In the records below, pick out all lines containing the word "どれほどの頻度で車を使用していますか".

## START Given entries

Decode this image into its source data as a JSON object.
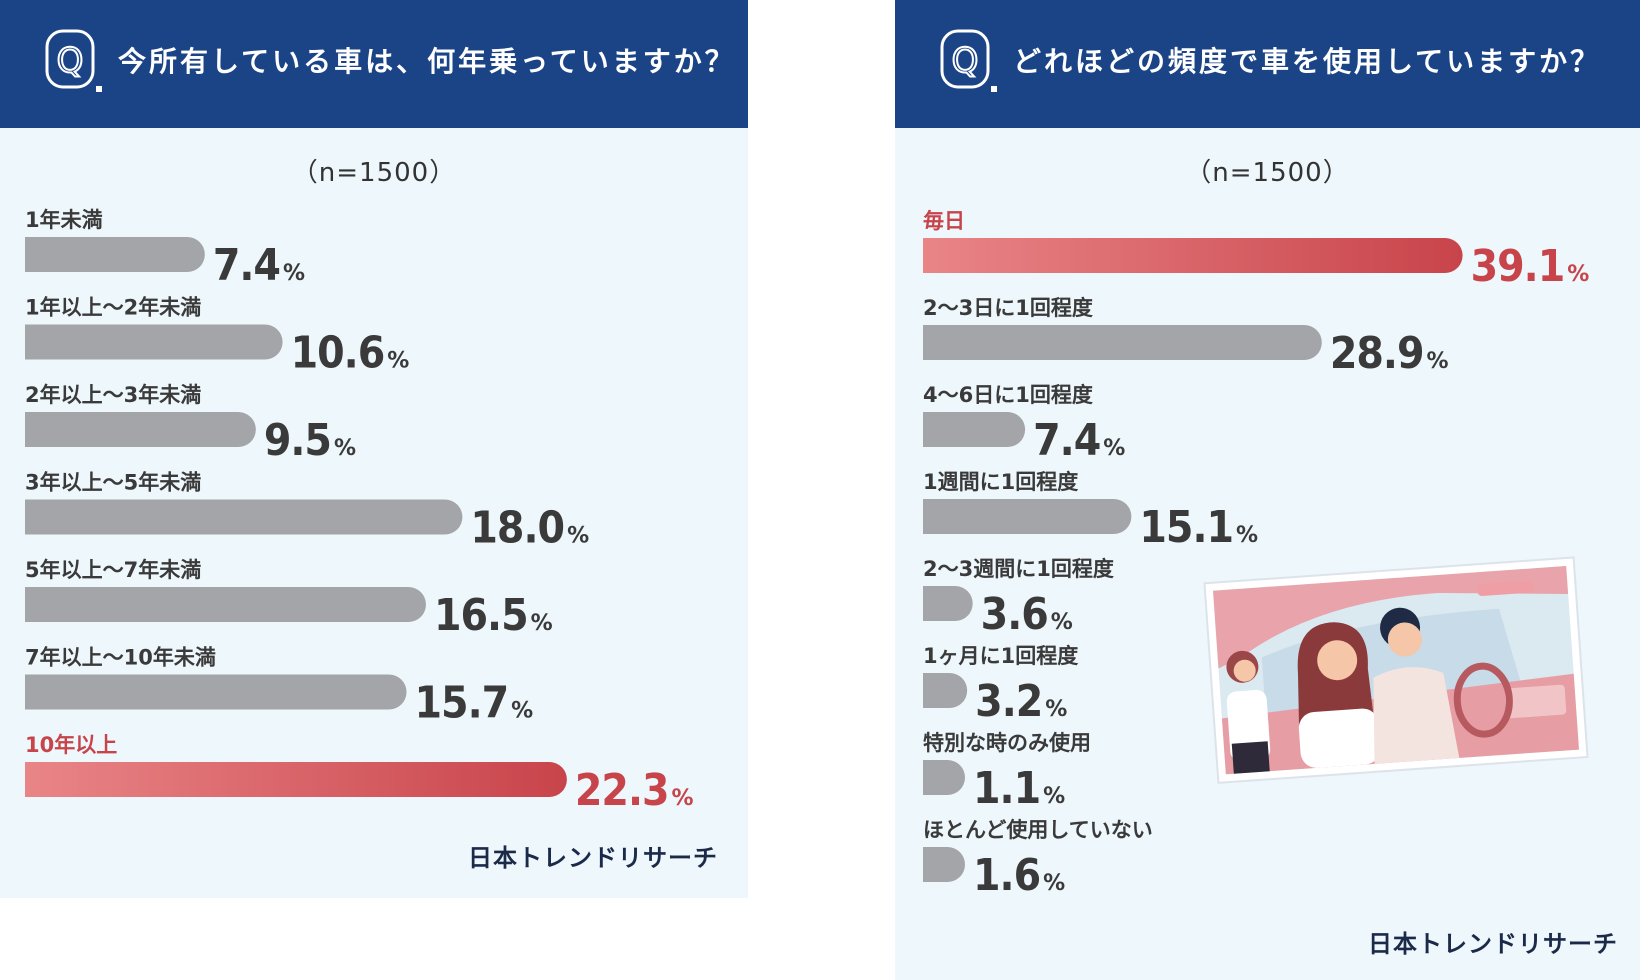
{
  "left_panel": {
    "question_mark": "Q.",
    "question": "今所有している車は、何年乗っていますか？",
    "sample": "（n=1500）",
    "brand": "日本トレンドリサーチ"
  },
  "right_panel": {
    "question_mark": "Q.",
    "question": "どれほどの頻度で車を使用していますか？",
    "sample": "（n=1500）",
    "brand": "日本トレンドリサーチ"
  },
  "colors": {
    "header": "#1b4487",
    "panel_bg": "#eef7fb",
    "bar_gray": "#a4a5a9",
    "highlight_start": "#e98587",
    "highlight_end": "#c8444b",
    "highlight_text": "#c8444b"
  },
  "chart_data": [
    {
      "type": "bar",
      "orientation": "horizontal",
      "title": "今所有している車は、何年乗っていますか？",
      "unit": "%",
      "categories": [
        "1年未満",
        "1年以上～2年未満",
        "2年以上～3年未満",
        "3年以上～5年未満",
        "5年以上～7年未満",
        "7年以上～10年未満",
        "10年以上"
      ],
      "values": [
        7.4,
        10.6,
        9.5,
        18.0,
        16.5,
        15.7,
        22.3
      ],
      "value_labels": [
        "7.4",
        "10.6",
        "9.5",
        "18.0",
        "16.5",
        "15.7",
        "22.3"
      ],
      "highlight": "10年以上",
      "xlim": [
        0,
        25
      ]
    },
    {
      "type": "bar",
      "orientation": "horizontal",
      "title": "どれほどの頻度で車を使用していますか？",
      "unit": "%",
      "categories": [
        "毎日",
        "2～3日に1回程度",
        "4～6日に1回程度",
        "1週間に1回程度",
        "2～3週間に1回程度",
        "1ヶ月に1回程度",
        "特別な時のみ使用",
        "ほとんど使用していない"
      ],
      "values": [
        39.1,
        28.9,
        7.4,
        15.1,
        3.6,
        3.2,
        1.1,
        1.6
      ],
      "value_labels": [
        "39.1",
        "28.9",
        "7.4",
        "15.1",
        "3.6",
        "3.2",
        "1.1",
        "1.6"
      ],
      "highlight": "毎日",
      "xlim": [
        0,
        40
      ]
    }
  ]
}
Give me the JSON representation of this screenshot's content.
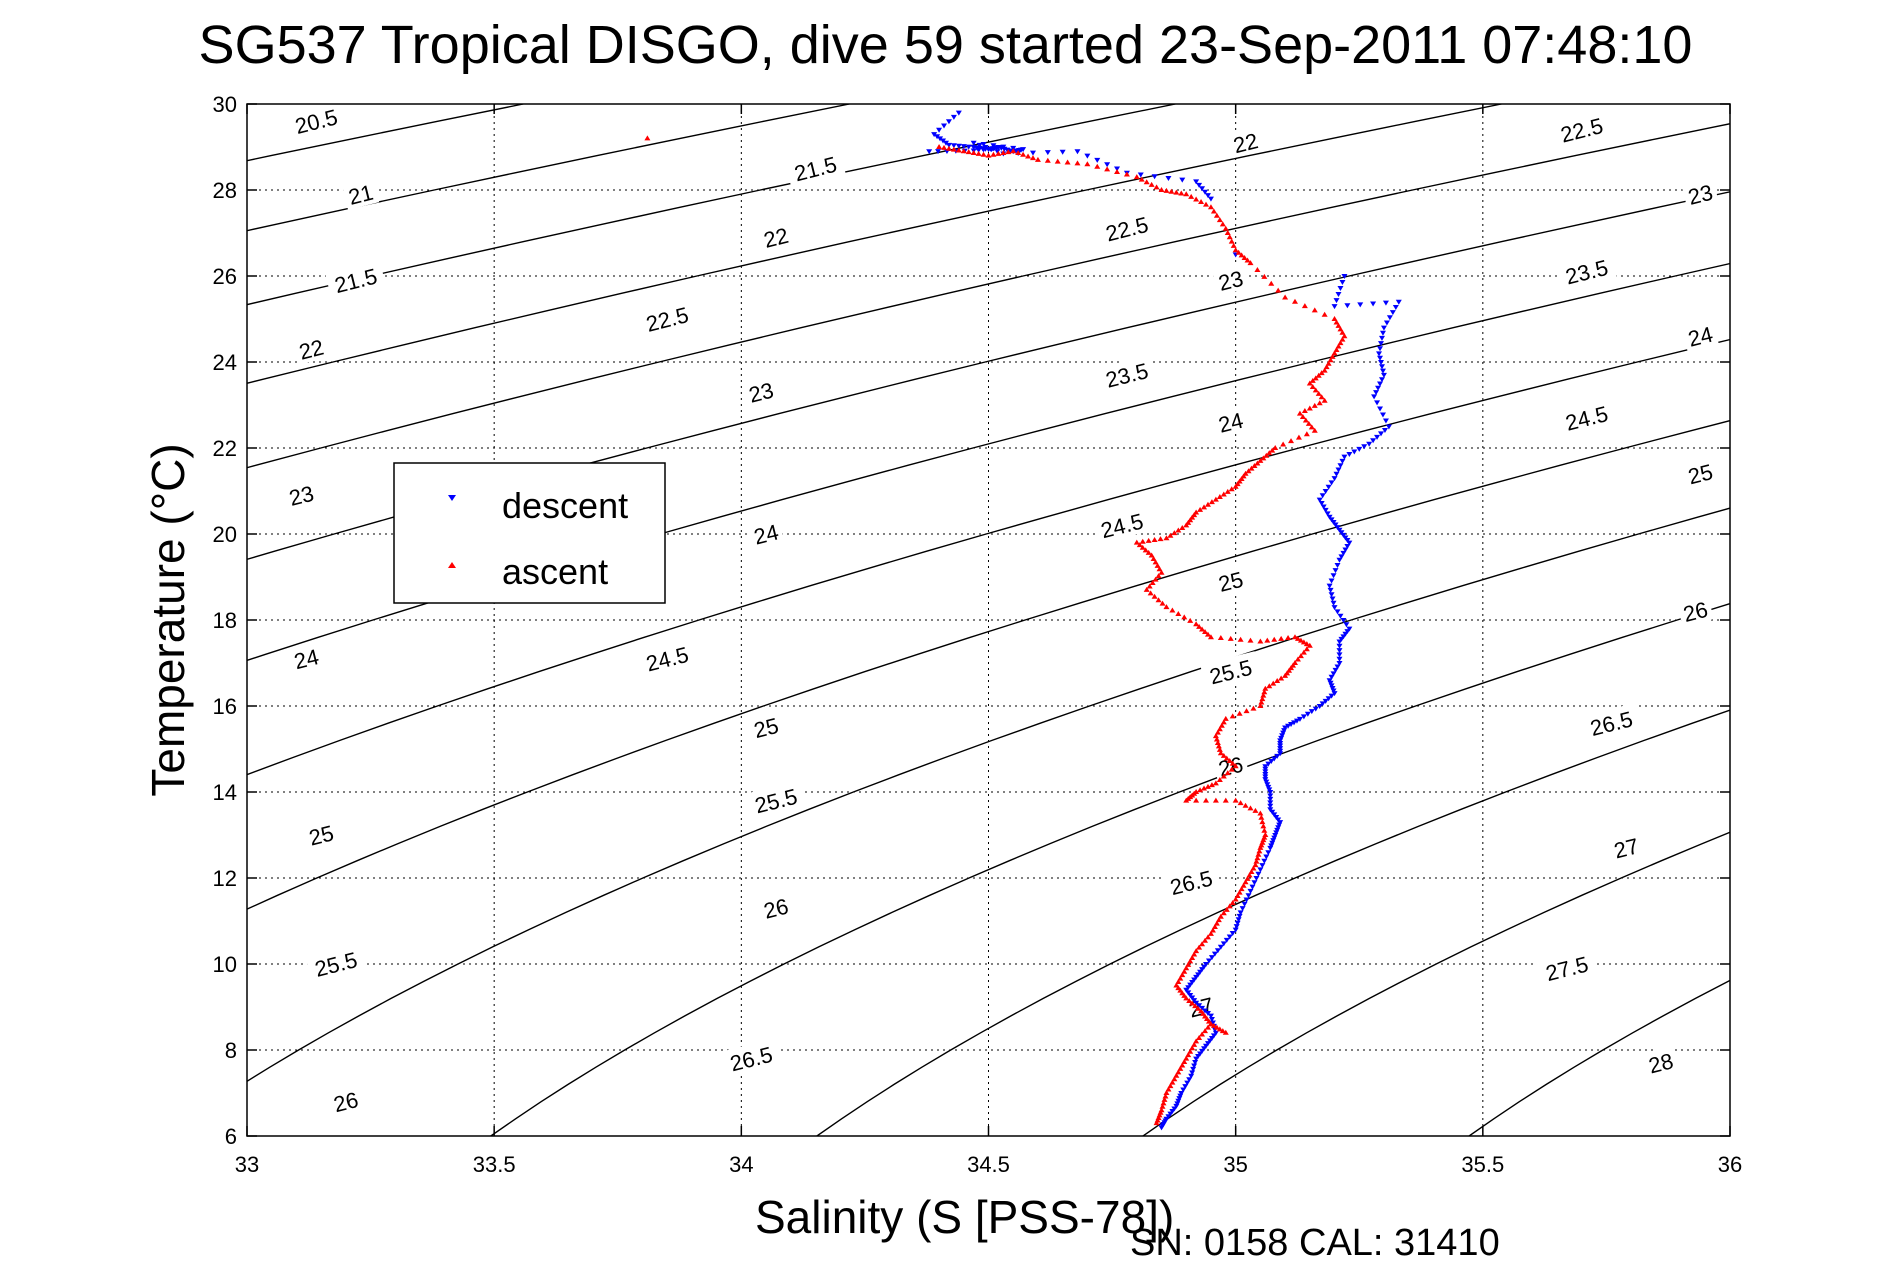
{
  "chart_data": {
    "type": "scatter",
    "title": "SG537 Tropical DISGO, dive 59 started 23-Sep-2011 07:48:10",
    "xlabel": "Salinity (S [PSS-78])",
    "ylabel": "Temperature (°C)",
    "xlim": [
      33,
      36
    ],
    "ylim": [
      6,
      30
    ],
    "x_ticks": [
      "33",
      "33.5",
      "34",
      "34.5",
      "35",
      "35.5",
      "36"
    ],
    "y_ticks": [
      "6",
      "8",
      "10",
      "12",
      "14",
      "16",
      "18",
      "20",
      "22",
      "24",
      "26",
      "28",
      "30"
    ],
    "grid": true,
    "legend_position": "left-middle",
    "annotation": "SN: 0158  CAL: 31410",
    "density_contours": {
      "description": "sigma-t isopycnals",
      "levels": [
        20.5,
        21,
        21.5,
        22,
        22.5,
        23,
        23.5,
        24,
        24.5,
        25,
        25.5,
        26,
        26.5,
        27,
        27.5,
        28
      ],
      "labels": [
        {
          "text": "20.5",
          "s": 33.14,
          "t": 29.6
        },
        {
          "text": "21",
          "s": 33.23,
          "t": 27.9
        },
        {
          "text": "21.5",
          "s": 33.22,
          "t": 25.9
        },
        {
          "text": "22",
          "s": 33.13,
          "t": 24.3
        },
        {
          "text": "23",
          "s": 33.11,
          "t": 20.9
        },
        {
          "text": "24",
          "s": 33.12,
          "t": 17.1
        },
        {
          "text": "25",
          "s": 33.15,
          "t": 13.0
        },
        {
          "text": "25.5",
          "s": 33.18,
          "t": 10.0
        },
        {
          "text": "26",
          "s": 33.2,
          "t": 6.8
        },
        {
          "text": "21.5",
          "s": 34.15,
          "t": 28.5
        },
        {
          "text": "22",
          "s": 34.07,
          "t": 26.9
        },
        {
          "text": "22.5",
          "s": 33.85,
          "t": 25.0
        },
        {
          "text": "23",
          "s": 34.04,
          "t": 23.3
        },
        {
          "text": "24",
          "s": 34.05,
          "t": 20.0
        },
        {
          "text": "24.5",
          "s": 33.85,
          "t": 17.1
        },
        {
          "text": "25",
          "s": 34.05,
          "t": 15.5
        },
        {
          "text": "25.5",
          "s": 34.07,
          "t": 13.8
        },
        {
          "text": "26",
          "s": 34.07,
          "t": 11.3
        },
        {
          "text": "26.5",
          "s": 34.02,
          "t": 7.8
        },
        {
          "text": "22",
          "s": 35.02,
          "t": 29.1
        },
        {
          "text": "22.5",
          "s": 34.78,
          "t": 27.1
        },
        {
          "text": "23",
          "s": 34.99,
          "t": 25.9
        },
        {
          "text": "23.5",
          "s": 34.78,
          "t": 23.7
        },
        {
          "text": "24",
          "s": 34.99,
          "t": 22.6
        },
        {
          "text": "24.5",
          "s": 34.77,
          "t": 20.2
        },
        {
          "text": "25",
          "s": 34.99,
          "t": 18.9
        },
        {
          "text": "25.5",
          "s": 34.99,
          "t": 16.8
        },
        {
          "text": "26",
          "s": 34.99,
          "t": 14.6
        },
        {
          "text": "26.5",
          "s": 34.91,
          "t": 11.9
        },
        {
          "text": "27",
          "s": 34.93,
          "t": 9.0
        },
        {
          "text": "22.5",
          "s": 35.7,
          "t": 29.4
        },
        {
          "text": "23",
          "s": 35.94,
          "t": 27.9
        },
        {
          "text": "23.5",
          "s": 35.71,
          "t": 26.1
        },
        {
          "text": "24",
          "s": 35.94,
          "t": 24.6
        },
        {
          "text": "24.5",
          "s": 35.71,
          "t": 22.7
        },
        {
          "text": "25",
          "s": 35.94,
          "t": 21.4
        },
        {
          "text": "26",
          "s": 35.93,
          "t": 18.2
        },
        {
          "text": "26.5",
          "s": 35.76,
          "t": 15.6
        },
        {
          "text": "27",
          "s": 35.79,
          "t": 12.7
        },
        {
          "text": "27.5",
          "s": 35.67,
          "t": 9.9
        },
        {
          "text": "28",
          "s": 35.86,
          "t": 7.7
        }
      ]
    },
    "series": [
      {
        "name": "descent",
        "color": "#0000ff",
        "marker": "triangle-down",
        "points": [
          [
            34.44,
            29.8
          ],
          [
            34.39,
            29.3
          ],
          [
            34.42,
            29.05
          ],
          [
            34.47,
            29.0
          ],
          [
            34.5,
            28.95
          ],
          [
            34.52,
            29.0
          ],
          [
            34.55,
            28.9
          ],
          [
            34.57,
            28.95
          ],
          [
            34.47,
            29.1
          ],
          [
            34.53,
            28.85
          ],
          [
            34.68,
            28.9
          ],
          [
            34.78,
            28.4
          ],
          [
            34.92,
            28.2
          ],
          [
            34.95,
            27.8
          ],
          [
            35.0,
            26.5
          ],
          [
            35.22,
            26.0
          ],
          [
            35.2,
            25.3
          ],
          [
            35.33,
            25.4
          ],
          [
            35.3,
            24.8
          ],
          [
            35.29,
            24.2
          ],
          [
            35.3,
            23.7
          ],
          [
            35.28,
            23.2
          ],
          [
            35.31,
            22.5
          ],
          [
            35.27,
            22.1
          ],
          [
            35.22,
            21.8
          ],
          [
            35.2,
            21.3
          ],
          [
            35.17,
            20.8
          ],
          [
            35.19,
            20.4
          ],
          [
            35.21,
            20.1
          ],
          [
            35.23,
            19.8
          ],
          [
            35.21,
            19.4
          ],
          [
            35.19,
            18.8
          ],
          [
            35.2,
            18.3
          ],
          [
            35.23,
            17.8
          ],
          [
            35.21,
            17.5
          ],
          [
            35.21,
            17.0
          ],
          [
            35.19,
            16.6
          ],
          [
            35.2,
            16.3
          ],
          [
            35.17,
            16.0
          ],
          [
            35.13,
            15.7
          ],
          [
            35.1,
            15.5
          ],
          [
            35.09,
            15.2
          ],
          [
            35.09,
            14.9
          ],
          [
            35.06,
            14.6
          ],
          [
            35.06,
            14.3
          ],
          [
            35.07,
            14.0
          ],
          [
            35.07,
            13.6
          ],
          [
            35.09,
            13.3
          ],
          [
            35.08,
            13.0
          ],
          [
            35.07,
            12.7
          ],
          [
            35.05,
            12.2
          ],
          [
            35.03,
            11.7
          ],
          [
            35.01,
            11.2
          ],
          [
            35.0,
            10.8
          ],
          [
            34.97,
            10.4
          ],
          [
            34.94,
            10.0
          ],
          [
            34.92,
            9.7
          ],
          [
            34.9,
            9.4
          ],
          [
            34.92,
            9.1
          ],
          [
            34.95,
            8.8
          ],
          [
            34.96,
            8.4
          ],
          [
            34.94,
            8.1
          ],
          [
            34.92,
            7.8
          ],
          [
            34.91,
            7.4
          ],
          [
            34.89,
            7.0
          ],
          [
            34.88,
            6.7
          ],
          [
            34.86,
            6.4
          ],
          [
            34.85,
            6.2
          ],
          [
            34.38,
            28.9
          ],
          [
            34.47,
            28.92
          ],
          [
            34.52,
            28.98
          ]
        ]
      },
      {
        "name": "ascent",
        "color": "#ff0000",
        "marker": "triangle-up",
        "points": [
          [
            33.81,
            29.2
          ],
          [
            34.4,
            29.0
          ],
          [
            34.45,
            28.9
          ],
          [
            34.5,
            28.8
          ],
          [
            34.55,
            28.9
          ],
          [
            34.6,
            28.7
          ],
          [
            34.7,
            28.6
          ],
          [
            34.8,
            28.3
          ],
          [
            34.85,
            28.0
          ],
          [
            34.9,
            27.9
          ],
          [
            34.95,
            27.6
          ],
          [
            34.98,
            27.1
          ],
          [
            35.0,
            26.6
          ],
          [
            35.03,
            26.3
          ],
          [
            35.1,
            25.5
          ],
          [
            35.2,
            25.0
          ],
          [
            35.22,
            24.6
          ],
          [
            35.2,
            24.2
          ],
          [
            35.18,
            23.8
          ],
          [
            35.15,
            23.5
          ],
          [
            35.18,
            23.1
          ],
          [
            35.13,
            22.8
          ],
          [
            35.16,
            22.4
          ],
          [
            35.08,
            22.0
          ],
          [
            35.05,
            21.7
          ],
          [
            35.02,
            21.4
          ],
          [
            35.0,
            21.1
          ],
          [
            34.96,
            20.8
          ],
          [
            34.92,
            20.5
          ],
          [
            34.9,
            20.2
          ],
          [
            34.86,
            19.9
          ],
          [
            34.8,
            19.8
          ],
          [
            34.83,
            19.5
          ],
          [
            34.85,
            19.1
          ],
          [
            34.82,
            18.7
          ],
          [
            34.86,
            18.3
          ],
          [
            34.92,
            17.9
          ],
          [
            34.95,
            17.6
          ],
          [
            35.05,
            17.5
          ],
          [
            35.12,
            17.6
          ],
          [
            35.15,
            17.4
          ],
          [
            35.12,
            17.0
          ],
          [
            35.1,
            16.7
          ],
          [
            35.06,
            16.4
          ],
          [
            35.05,
            16.0
          ],
          [
            34.98,
            15.7
          ],
          [
            34.96,
            15.3
          ],
          [
            34.97,
            14.9
          ],
          [
            35.0,
            14.6
          ],
          [
            34.96,
            14.2
          ],
          [
            34.92,
            14.0
          ],
          [
            34.9,
            13.8
          ],
          [
            35.0,
            13.8
          ],
          [
            35.05,
            13.5
          ],
          [
            35.06,
            13.0
          ],
          [
            35.05,
            12.7
          ],
          [
            35.04,
            12.3
          ],
          [
            35.02,
            11.9
          ],
          [
            35.0,
            11.5
          ],
          [
            34.97,
            11.1
          ],
          [
            34.95,
            10.7
          ],
          [
            34.92,
            10.3
          ],
          [
            34.9,
            9.9
          ],
          [
            34.88,
            9.5
          ],
          [
            34.9,
            9.2
          ],
          [
            34.93,
            8.9
          ],
          [
            34.95,
            8.6
          ],
          [
            34.92,
            8.2
          ],
          [
            34.9,
            7.8
          ],
          [
            34.88,
            7.4
          ],
          [
            34.86,
            7.0
          ],
          [
            34.85,
            6.6
          ],
          [
            34.84,
            6.3
          ],
          [
            34.95,
            8.6
          ],
          [
            34.98,
            8.4
          ]
        ]
      }
    ]
  }
}
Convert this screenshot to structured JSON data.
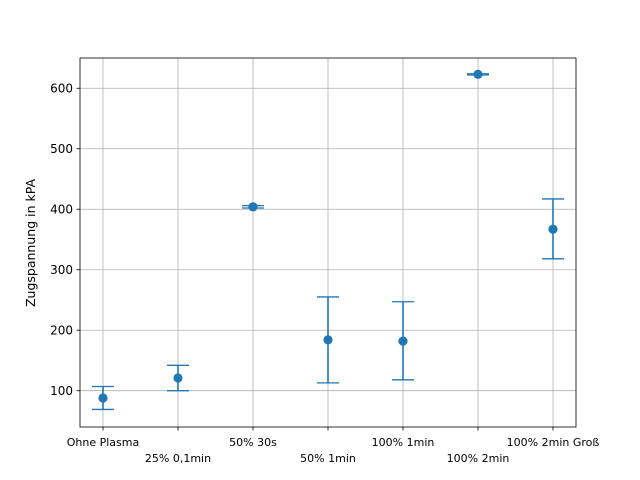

## END Given entries

- _Result for this exercise_
    "question": "どれほどの頻度で車を使用していますか？",
      "title": "どれほどの頻度で車を使用していますか？",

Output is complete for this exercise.